## Task item
This exercise asks for a copy of each line in the records below with the word "kláštera" in it.
____
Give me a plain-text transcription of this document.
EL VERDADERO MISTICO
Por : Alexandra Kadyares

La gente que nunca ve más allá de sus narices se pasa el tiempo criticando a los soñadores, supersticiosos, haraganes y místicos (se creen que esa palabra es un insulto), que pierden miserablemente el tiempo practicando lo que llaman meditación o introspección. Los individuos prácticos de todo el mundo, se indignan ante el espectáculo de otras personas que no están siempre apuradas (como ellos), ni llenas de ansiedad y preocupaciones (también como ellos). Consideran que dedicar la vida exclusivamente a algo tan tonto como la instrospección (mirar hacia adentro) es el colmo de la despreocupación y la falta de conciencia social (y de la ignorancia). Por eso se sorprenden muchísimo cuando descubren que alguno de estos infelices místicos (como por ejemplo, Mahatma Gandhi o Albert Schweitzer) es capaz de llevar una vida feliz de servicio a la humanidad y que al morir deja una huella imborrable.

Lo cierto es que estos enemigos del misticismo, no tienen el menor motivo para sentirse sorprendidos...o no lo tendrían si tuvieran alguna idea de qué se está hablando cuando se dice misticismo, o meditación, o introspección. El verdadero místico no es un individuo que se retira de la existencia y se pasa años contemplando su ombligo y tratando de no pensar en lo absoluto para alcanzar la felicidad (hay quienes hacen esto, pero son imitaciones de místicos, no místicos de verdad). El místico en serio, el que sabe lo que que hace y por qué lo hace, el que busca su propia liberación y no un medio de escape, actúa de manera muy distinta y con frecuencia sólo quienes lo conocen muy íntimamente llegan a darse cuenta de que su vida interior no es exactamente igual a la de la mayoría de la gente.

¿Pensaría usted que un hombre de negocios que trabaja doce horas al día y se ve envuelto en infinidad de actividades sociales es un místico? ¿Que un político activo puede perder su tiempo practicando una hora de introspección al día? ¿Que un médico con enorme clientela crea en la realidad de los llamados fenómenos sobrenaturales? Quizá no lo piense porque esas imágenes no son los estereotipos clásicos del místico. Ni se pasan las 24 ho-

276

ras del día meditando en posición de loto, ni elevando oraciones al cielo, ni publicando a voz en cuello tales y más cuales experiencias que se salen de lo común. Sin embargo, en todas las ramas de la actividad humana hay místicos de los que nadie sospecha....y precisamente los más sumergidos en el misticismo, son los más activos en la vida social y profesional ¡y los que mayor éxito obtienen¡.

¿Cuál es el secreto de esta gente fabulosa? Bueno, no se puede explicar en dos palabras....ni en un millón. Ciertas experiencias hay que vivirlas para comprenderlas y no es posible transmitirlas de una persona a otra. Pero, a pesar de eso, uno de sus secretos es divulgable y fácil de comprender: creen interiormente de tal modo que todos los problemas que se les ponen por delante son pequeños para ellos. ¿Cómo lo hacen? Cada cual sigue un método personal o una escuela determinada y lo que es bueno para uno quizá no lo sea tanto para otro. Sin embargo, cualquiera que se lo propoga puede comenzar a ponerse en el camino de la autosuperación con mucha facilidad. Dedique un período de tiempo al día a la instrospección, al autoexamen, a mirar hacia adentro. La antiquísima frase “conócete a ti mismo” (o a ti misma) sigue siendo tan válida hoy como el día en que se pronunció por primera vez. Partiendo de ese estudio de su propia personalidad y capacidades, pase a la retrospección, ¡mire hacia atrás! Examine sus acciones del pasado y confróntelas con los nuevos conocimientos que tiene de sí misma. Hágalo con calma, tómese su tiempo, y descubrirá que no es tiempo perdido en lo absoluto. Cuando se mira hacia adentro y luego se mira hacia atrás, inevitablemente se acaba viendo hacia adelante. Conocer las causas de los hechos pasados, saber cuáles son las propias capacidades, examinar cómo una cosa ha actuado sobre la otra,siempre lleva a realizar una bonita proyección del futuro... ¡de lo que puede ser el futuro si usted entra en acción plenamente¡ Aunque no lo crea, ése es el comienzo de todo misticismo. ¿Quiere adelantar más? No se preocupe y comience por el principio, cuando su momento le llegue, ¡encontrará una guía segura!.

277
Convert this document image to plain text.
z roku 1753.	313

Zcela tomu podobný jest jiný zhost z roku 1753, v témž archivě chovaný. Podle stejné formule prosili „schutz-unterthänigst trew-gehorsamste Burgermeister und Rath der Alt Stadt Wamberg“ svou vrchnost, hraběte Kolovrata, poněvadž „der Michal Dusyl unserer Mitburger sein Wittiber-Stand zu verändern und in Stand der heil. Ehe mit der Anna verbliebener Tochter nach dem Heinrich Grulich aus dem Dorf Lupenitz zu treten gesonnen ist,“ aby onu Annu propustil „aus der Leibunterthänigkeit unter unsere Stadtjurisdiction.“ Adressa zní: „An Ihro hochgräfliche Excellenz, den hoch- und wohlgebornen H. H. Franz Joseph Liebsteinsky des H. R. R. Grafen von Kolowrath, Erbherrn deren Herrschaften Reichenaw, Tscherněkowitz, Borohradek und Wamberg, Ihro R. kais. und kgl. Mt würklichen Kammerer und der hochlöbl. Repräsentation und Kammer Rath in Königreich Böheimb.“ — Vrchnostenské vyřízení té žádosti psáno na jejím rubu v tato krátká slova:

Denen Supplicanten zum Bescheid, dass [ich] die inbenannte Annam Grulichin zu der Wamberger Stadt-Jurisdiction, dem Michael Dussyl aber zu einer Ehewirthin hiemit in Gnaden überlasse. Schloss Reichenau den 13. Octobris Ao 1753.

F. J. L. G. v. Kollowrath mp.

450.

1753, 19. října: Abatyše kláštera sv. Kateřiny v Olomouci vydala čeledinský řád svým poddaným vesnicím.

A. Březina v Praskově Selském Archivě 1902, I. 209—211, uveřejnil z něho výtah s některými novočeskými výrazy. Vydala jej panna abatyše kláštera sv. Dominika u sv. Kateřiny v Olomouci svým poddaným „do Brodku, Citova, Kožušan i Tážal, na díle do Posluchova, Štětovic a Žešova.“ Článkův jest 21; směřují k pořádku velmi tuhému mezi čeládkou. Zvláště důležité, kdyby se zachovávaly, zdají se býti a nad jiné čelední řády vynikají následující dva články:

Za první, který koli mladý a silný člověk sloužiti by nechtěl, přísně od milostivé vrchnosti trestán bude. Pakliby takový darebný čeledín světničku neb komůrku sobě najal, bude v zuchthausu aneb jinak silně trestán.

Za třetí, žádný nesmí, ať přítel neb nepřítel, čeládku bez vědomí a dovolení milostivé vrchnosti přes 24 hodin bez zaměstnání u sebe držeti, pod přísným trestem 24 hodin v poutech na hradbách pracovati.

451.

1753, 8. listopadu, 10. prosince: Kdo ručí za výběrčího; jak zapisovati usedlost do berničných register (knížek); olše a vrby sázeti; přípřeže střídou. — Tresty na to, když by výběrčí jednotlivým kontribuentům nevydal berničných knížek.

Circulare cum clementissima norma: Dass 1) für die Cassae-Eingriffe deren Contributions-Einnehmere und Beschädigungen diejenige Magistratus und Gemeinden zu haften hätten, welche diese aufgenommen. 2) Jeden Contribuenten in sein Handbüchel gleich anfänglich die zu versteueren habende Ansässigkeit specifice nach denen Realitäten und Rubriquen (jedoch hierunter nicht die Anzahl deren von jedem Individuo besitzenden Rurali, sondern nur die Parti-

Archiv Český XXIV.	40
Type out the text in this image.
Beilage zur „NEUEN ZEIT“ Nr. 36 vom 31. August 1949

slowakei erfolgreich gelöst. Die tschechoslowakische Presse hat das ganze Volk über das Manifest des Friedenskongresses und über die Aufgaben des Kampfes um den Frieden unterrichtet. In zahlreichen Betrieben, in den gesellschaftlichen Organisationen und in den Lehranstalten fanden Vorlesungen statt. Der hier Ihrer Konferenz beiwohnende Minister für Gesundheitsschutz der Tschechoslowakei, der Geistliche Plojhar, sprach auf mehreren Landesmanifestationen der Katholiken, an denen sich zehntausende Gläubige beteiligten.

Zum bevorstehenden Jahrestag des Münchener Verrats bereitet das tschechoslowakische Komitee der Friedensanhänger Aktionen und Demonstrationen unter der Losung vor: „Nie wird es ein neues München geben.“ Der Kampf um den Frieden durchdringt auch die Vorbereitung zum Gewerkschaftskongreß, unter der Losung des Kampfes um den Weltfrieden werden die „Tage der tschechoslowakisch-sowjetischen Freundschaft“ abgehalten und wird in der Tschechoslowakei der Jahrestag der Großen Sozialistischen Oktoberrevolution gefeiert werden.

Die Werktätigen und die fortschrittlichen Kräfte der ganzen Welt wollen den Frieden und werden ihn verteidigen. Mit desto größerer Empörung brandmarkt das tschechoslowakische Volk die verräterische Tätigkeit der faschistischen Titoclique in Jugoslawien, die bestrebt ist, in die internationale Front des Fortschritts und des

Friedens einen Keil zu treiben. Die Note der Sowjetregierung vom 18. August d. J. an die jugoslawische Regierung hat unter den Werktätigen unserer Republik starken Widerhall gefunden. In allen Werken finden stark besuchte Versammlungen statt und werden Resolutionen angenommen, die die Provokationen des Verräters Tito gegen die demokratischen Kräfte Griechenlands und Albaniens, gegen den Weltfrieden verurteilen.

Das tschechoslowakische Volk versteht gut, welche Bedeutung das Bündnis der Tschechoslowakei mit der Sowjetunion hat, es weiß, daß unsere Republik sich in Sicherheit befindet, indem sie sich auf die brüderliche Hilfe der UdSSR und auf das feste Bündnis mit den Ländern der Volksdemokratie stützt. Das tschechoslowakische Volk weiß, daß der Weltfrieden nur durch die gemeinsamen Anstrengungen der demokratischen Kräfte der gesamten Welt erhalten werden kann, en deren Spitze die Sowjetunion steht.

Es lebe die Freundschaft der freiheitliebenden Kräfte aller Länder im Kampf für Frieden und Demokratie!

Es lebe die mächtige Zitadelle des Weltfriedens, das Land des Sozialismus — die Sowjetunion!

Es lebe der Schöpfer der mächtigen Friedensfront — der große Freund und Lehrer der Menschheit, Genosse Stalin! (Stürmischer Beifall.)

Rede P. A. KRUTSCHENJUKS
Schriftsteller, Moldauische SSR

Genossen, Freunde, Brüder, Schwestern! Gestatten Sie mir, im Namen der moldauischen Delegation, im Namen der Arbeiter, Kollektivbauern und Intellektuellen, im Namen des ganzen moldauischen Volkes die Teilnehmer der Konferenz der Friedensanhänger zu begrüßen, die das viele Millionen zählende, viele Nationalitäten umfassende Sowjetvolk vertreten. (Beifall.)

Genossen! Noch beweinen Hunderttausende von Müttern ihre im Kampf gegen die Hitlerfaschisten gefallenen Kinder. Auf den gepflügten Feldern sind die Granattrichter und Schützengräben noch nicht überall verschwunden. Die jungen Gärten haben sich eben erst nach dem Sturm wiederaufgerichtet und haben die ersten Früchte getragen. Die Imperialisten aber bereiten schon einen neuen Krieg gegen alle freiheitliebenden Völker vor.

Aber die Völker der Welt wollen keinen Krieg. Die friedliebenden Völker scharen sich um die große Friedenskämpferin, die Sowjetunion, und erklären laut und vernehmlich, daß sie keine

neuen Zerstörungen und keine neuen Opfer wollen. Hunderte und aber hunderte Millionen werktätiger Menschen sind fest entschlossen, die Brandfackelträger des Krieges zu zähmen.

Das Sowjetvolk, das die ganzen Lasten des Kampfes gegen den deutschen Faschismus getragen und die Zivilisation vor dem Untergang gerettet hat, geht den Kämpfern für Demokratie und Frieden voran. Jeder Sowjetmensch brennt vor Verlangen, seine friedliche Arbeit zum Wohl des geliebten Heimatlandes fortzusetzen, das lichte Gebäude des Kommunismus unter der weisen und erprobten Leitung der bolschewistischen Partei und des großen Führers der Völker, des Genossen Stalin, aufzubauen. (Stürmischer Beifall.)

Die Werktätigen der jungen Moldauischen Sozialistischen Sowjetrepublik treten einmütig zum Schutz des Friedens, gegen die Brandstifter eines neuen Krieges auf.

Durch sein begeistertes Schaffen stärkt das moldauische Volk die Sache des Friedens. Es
____
## Expected output
1753, 19. října: Abatyše kláštera sv. Kateřiny v Olomouci vydala čeledinský řád svým poddaným vesnicím.
A. Březina v Praskově Selském Archivě 1902, I. 209—211, uveřejnil z něho výtah s některými novočeskými výrazy. Vydala jej panna abatyše kláštera sv. Dominika u sv. Kateřiny v Olomouci svým poddaným „do Brodku, Citova, Kožušan i Tážal, na díle do Posluchova, Štětovic a Žešova.“ Článkův jest 21; směřují k pořádku velmi tuhému mezi čeládkou. Zvláště důležité, kdyby se zachovávaly, zdají se býti a nad jiné čelední řády vynikají následující dva články:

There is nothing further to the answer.